#### Your instructions
Would you write out the listing verbatim and skip every picture in it?

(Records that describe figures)
>>>>>
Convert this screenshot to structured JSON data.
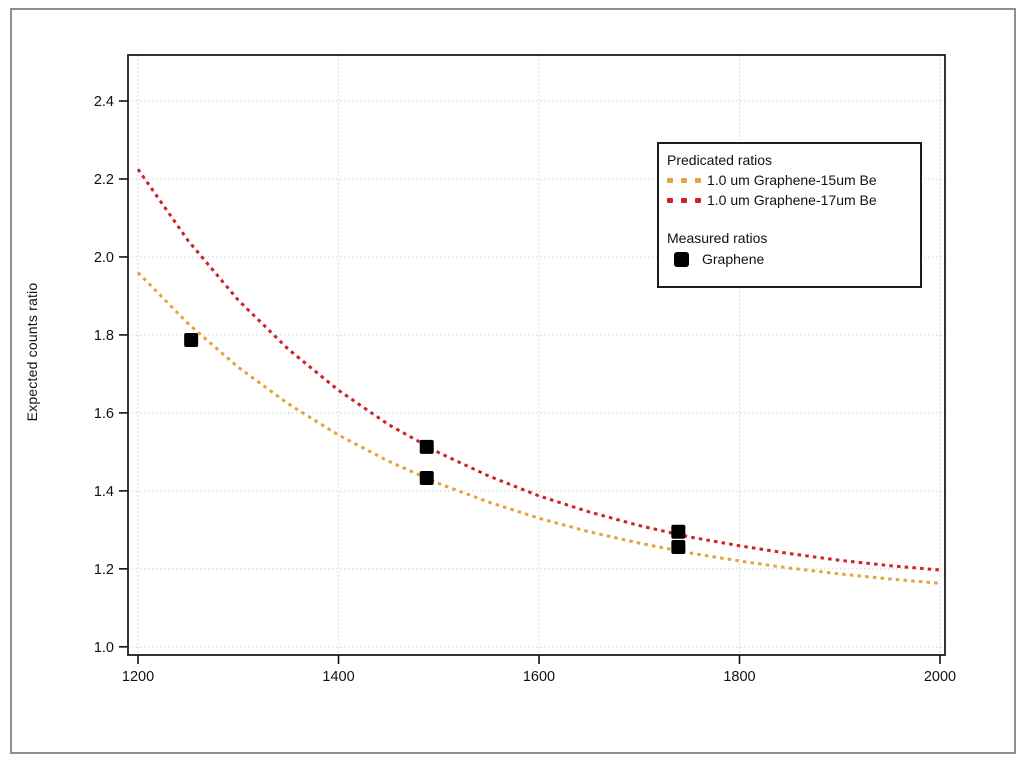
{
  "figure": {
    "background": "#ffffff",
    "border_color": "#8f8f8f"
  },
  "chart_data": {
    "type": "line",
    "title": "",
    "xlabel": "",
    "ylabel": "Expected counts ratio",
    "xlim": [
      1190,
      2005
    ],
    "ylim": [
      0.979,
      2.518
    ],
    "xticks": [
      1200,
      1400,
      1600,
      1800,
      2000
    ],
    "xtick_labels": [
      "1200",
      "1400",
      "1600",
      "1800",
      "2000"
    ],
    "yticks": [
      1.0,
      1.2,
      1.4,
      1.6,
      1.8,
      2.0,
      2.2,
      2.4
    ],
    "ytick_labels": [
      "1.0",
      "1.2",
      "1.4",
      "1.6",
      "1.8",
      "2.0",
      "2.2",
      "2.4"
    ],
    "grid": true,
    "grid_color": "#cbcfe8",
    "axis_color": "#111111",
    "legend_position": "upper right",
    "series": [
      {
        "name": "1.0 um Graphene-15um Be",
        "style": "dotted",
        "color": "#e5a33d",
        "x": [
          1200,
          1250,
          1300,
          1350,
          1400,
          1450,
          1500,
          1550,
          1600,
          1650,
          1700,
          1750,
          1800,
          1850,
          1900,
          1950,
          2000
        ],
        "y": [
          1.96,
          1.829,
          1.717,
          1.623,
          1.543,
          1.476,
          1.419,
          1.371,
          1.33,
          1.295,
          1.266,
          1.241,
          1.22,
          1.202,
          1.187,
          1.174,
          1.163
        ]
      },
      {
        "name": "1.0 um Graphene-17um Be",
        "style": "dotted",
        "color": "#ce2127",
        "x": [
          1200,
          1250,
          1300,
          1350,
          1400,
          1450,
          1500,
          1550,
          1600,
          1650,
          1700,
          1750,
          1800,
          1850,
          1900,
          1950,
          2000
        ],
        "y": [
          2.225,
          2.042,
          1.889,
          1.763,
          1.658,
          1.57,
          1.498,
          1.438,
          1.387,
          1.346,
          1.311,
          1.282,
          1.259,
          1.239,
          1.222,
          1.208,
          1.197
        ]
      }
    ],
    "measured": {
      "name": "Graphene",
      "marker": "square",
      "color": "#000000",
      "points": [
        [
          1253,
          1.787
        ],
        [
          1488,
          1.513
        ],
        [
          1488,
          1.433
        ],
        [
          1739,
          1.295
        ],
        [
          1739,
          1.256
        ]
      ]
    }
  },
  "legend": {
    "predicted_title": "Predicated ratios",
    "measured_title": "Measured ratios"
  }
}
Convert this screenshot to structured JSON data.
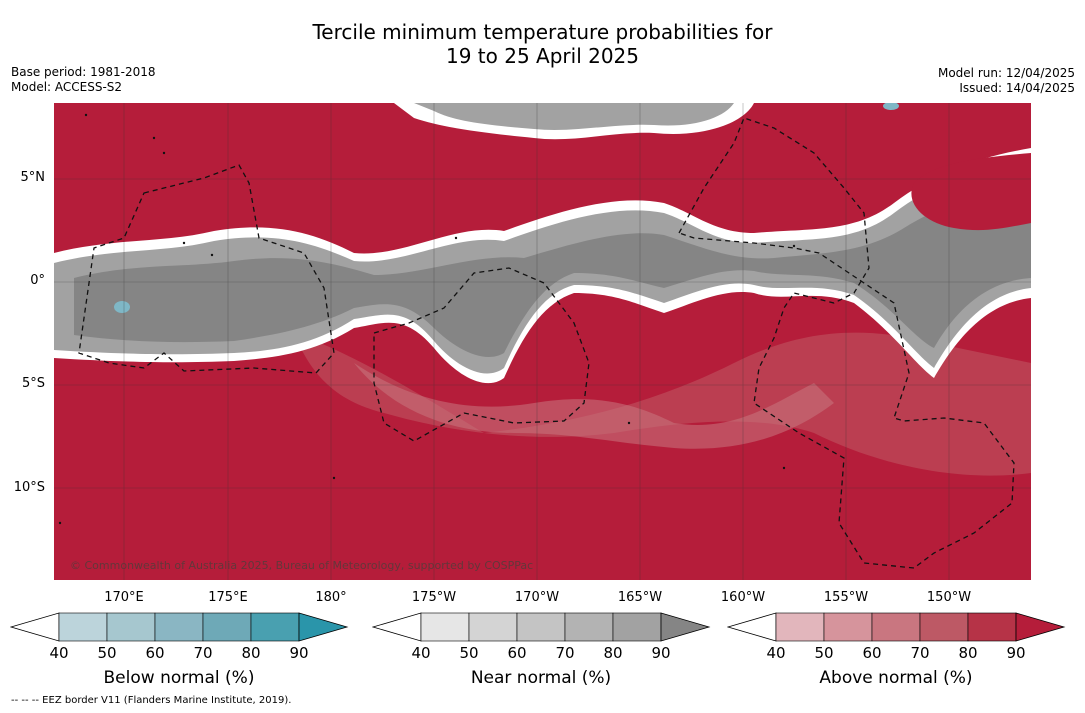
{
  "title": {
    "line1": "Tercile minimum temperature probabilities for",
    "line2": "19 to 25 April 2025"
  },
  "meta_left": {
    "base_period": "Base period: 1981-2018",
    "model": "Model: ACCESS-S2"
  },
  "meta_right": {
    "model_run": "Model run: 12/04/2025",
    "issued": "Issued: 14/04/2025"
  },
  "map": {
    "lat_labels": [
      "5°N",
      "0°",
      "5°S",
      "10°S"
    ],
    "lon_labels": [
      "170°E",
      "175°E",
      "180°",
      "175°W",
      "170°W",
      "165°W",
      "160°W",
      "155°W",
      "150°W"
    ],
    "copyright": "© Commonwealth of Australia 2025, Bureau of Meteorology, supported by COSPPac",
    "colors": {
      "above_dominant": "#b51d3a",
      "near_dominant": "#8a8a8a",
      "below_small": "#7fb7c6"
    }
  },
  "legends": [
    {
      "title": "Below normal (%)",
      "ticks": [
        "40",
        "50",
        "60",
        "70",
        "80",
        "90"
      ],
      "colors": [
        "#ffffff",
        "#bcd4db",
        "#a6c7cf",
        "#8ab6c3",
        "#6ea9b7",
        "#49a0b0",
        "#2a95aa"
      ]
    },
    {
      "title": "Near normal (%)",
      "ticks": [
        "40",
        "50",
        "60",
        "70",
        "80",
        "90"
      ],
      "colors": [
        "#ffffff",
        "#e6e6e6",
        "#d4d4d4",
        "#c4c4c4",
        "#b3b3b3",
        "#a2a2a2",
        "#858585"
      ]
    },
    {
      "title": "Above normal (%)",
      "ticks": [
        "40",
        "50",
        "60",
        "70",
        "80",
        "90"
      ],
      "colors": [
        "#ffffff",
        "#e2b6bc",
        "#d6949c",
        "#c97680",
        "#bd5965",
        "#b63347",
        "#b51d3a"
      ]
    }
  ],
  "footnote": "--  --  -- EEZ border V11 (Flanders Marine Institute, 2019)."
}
<<<<<
#### Expected answer
Convert this screenshot to structured JSON data.
{
  "figure": {
    "background": "#ffffff",
    "border_color": "#8f8f8f"
  },
  "chart_data": {
    "type": "line",
    "title": "",
    "xlabel": "",
    "ylabel": "Expected counts ratio",
    "xlim": [
      1190,
      2005
    ],
    "ylim": [
      0.979,
      2.518
    ],
    "xticks": [
      1200,
      1400,
      1600,
      1800,
      2000
    ],
    "xtick_labels": [
      "1200",
      "1400",
      "1600",
      "1800",
      "2000"
    ],
    "yticks": [
      1.0,
      1.2,
      1.4,
      1.6,
      1.8,
      2.0,
      2.2,
      2.4
    ],
    "ytick_labels": [
      "1.0",
      "1.2",
      "1.4",
      "1.6",
      "1.8",
      "2.0",
      "2.2",
      "2.4"
    ],
    "grid": true,
    "grid_color": "#cbcfe8",
    "axis_color": "#111111",
    "legend_position": "upper right",
    "series": [
      {
        "name": "1.0 um Graphene-15um Be",
        "style": "dotted",
        "color": "#e5a33d",
        "x": [
          1200,
          1250,
          1300,
          1350,
          1400,
          1450,
          1500,
          1550,
          1600,
          1650,
          1700,
          1750,
          1800,
          1850,
          1900,
          1950,
          2000
        ],
        "y": [
          1.96,
          1.829,
          1.717,
          1.623,
          1.543,
          1.476,
          1.419,
          1.371,
          1.33,
          1.295,
          1.266,
          1.241,
          1.22,
          1.202,
          1.187,
          1.174,
          1.163
        ]
      },
      {
        "name": "1.0 um Graphene-17um Be",
        "style": "dotted",
        "color": "#ce2127",
        "x": [
          1200,
          1250,
          1300,
          1350,
          1400,
          1450,
          1500,
          1550,
          1600,
          1650,
          1700,
          1750,
          1800,
          1850,
          1900,
          1950,
          2000
        ],
        "y": [
          2.225,
          2.042,
          1.889,
          1.763,
          1.658,
          1.57,
          1.498,
          1.438,
          1.387,
          1.346,
          1.311,
          1.282,
          1.259,
          1.239,
          1.222,
          1.208,
          1.197
        ]
      }
    ],
    "measured": {
      "name": "Graphene",
      "marker": "square",
      "color": "#000000",
      "points": [
        [
          1253,
          1.787
        ],
        [
          1488,
          1.513
        ],
        [
          1488,
          1.433
        ],
        [
          1739,
          1.295
        ],
        [
          1739,
          1.256
        ]
      ]
    }
  },
  "legend": {
    "predicted_title": "Predicated ratios",
    "measured_title": "Measured ratios"
  }
}
Convert this screenshot to structured JSON data.
{
  "title": {
    "line1": "Tercile minimum temperature probabilities for",
    "line2": "19 to 25 April 2025"
  },
  "meta_left": {
    "base_period": "Base period: 1981-2018",
    "model": "Model: ACCESS-S2"
  },
  "meta_right": {
    "model_run": "Model run: 12/04/2025",
    "issued": "Issued: 14/04/2025"
  },
  "map": {
    "lat_labels": [
      "5°N",
      "0°",
      "5°S",
      "10°S"
    ],
    "lon_labels": [
      "170°E",
      "175°E",
      "180°",
      "175°W",
      "170°W",
      "165°W",
      "160°W",
      "155°W",
      "150°W"
    ],
    "copyright": "© Commonwealth of Australia 2025, Bureau of Meteorology, supported by COSPPac",
    "colors": {
      "above_dominant": "#b51d3a",
      "near_dominant": "#8a8a8a",
      "below_small": "#7fb7c6"
    }
  },
  "legends": [
    {
      "title": "Below normal (%)",
      "ticks": [
        "40",
        "50",
        "60",
        "70",
        "80",
        "90"
      ],
      "colors": [
        "#ffffff",
        "#bcd4db",
        "#a6c7cf",
        "#8ab6c3",
        "#6ea9b7",
        "#49a0b0",
        "#2a95aa"
      ]
    },
    {
      "title": "Near normal (%)",
      "ticks": [
        "40",
        "50",
        "60",
        "70",
        "80",
        "90"
      ],
      "colors": [
        "#ffffff",
        "#e6e6e6",
        "#d4d4d4",
        "#c4c4c4",
        "#b3b3b3",
        "#a2a2a2",
        "#858585"
      ]
    },
    {
      "title": "Above normal (%)",
      "ticks": [
        "40",
        "50",
        "60",
        "70",
        "80",
        "90"
      ],
      "colors": [
        "#ffffff",
        "#e2b6bc",
        "#d6949c",
        "#c97680",
        "#bd5965",
        "#b63347",
        "#b51d3a"
      ]
    }
  ],
  "footnote": "--  --  -- EEZ border V11 (Flanders Marine Institute, 2019)."
}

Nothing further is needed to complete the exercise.